→ **DATA PROVIDED**:
----------------------------------------

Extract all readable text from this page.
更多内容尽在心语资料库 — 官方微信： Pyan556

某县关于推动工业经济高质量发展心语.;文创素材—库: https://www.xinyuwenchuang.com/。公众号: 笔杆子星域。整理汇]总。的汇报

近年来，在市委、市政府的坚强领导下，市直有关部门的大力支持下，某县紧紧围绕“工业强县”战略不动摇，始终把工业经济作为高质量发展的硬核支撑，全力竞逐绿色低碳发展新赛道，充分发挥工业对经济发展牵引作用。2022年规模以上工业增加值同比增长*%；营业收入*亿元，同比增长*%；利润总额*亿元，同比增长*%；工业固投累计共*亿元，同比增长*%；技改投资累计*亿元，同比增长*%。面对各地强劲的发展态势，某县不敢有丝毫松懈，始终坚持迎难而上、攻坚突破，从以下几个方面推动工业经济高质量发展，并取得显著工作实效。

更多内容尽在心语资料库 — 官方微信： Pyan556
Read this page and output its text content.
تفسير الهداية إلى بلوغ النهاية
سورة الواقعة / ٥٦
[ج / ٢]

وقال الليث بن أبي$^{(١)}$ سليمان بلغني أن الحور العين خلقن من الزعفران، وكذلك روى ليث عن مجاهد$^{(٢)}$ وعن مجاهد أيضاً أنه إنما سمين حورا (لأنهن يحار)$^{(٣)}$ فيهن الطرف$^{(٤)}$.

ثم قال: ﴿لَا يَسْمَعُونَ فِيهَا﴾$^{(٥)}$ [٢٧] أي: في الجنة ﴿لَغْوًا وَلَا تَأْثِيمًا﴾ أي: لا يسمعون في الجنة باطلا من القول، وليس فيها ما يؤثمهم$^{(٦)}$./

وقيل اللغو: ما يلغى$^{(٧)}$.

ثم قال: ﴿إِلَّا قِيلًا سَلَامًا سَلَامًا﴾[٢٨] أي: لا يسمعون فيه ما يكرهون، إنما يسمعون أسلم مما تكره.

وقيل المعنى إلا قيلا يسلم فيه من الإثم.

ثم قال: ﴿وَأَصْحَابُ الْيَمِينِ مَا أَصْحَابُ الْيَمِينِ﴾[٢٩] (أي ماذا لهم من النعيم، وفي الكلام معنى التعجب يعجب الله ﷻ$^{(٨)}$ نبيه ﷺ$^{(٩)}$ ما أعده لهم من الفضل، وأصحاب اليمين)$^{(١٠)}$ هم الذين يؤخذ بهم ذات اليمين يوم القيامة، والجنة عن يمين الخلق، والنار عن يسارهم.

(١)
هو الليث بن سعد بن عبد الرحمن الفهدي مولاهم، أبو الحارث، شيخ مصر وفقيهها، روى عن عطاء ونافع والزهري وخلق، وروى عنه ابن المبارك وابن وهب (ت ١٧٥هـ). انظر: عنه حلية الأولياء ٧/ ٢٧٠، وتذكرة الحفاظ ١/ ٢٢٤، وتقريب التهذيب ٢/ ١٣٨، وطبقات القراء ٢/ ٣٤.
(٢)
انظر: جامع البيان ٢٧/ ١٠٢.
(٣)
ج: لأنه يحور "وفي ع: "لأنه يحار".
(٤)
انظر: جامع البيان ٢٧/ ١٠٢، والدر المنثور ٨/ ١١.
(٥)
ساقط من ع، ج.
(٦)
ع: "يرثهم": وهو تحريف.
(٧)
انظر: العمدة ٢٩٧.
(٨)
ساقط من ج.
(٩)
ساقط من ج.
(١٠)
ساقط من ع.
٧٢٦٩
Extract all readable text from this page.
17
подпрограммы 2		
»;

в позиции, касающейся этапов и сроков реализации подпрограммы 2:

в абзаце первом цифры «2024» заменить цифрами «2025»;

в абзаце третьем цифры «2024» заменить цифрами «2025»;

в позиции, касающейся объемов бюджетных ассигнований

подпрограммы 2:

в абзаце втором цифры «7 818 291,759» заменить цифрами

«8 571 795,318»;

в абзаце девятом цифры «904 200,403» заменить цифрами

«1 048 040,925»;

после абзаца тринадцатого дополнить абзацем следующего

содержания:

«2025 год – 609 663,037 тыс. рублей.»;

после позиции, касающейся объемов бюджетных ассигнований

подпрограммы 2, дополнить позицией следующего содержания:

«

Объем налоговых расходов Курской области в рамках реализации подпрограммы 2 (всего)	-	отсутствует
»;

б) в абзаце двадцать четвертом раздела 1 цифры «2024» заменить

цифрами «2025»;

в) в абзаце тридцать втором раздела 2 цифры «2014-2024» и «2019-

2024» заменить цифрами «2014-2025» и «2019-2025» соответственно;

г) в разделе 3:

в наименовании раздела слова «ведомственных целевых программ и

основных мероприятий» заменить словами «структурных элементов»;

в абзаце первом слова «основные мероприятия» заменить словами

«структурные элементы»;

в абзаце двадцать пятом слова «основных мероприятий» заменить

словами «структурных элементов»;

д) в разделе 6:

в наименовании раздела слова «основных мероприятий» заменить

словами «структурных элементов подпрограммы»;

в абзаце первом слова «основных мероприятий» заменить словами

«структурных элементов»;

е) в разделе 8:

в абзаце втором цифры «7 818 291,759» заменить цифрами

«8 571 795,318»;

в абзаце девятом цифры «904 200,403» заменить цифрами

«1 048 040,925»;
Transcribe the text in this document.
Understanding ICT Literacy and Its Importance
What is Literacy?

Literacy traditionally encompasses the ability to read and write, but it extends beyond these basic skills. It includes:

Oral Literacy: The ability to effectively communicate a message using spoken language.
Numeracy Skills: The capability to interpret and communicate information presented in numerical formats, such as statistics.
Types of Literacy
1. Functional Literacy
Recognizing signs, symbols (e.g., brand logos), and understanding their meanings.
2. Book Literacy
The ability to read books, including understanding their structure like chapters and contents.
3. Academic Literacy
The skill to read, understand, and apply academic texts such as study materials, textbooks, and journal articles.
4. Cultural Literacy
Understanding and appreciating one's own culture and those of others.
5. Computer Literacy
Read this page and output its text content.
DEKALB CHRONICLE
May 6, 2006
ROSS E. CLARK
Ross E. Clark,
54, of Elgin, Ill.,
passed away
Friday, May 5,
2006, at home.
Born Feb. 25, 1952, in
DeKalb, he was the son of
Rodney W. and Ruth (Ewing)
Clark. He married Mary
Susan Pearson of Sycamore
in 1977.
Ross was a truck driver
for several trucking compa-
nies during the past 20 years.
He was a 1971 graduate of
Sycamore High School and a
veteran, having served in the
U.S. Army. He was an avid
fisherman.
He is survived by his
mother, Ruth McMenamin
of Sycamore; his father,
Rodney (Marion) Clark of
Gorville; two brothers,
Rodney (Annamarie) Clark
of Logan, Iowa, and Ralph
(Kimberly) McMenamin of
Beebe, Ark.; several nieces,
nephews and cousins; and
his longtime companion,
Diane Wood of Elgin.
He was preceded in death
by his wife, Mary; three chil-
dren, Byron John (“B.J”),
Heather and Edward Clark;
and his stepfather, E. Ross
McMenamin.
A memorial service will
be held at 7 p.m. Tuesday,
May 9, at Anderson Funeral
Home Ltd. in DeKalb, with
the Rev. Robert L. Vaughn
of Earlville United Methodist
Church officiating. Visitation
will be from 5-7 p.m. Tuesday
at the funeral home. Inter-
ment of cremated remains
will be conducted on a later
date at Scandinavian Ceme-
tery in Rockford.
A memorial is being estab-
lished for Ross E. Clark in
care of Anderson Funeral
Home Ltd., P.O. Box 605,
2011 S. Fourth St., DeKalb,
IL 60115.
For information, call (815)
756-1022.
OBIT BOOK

----------------------------------------

Report all lines of the data that include the word "структурных".

основных мероприятий» заменить словами «структурных элементов»;
словами «структурных элементов»;
словами «структурных элементов подпрограммы»;
«структурных элементов»;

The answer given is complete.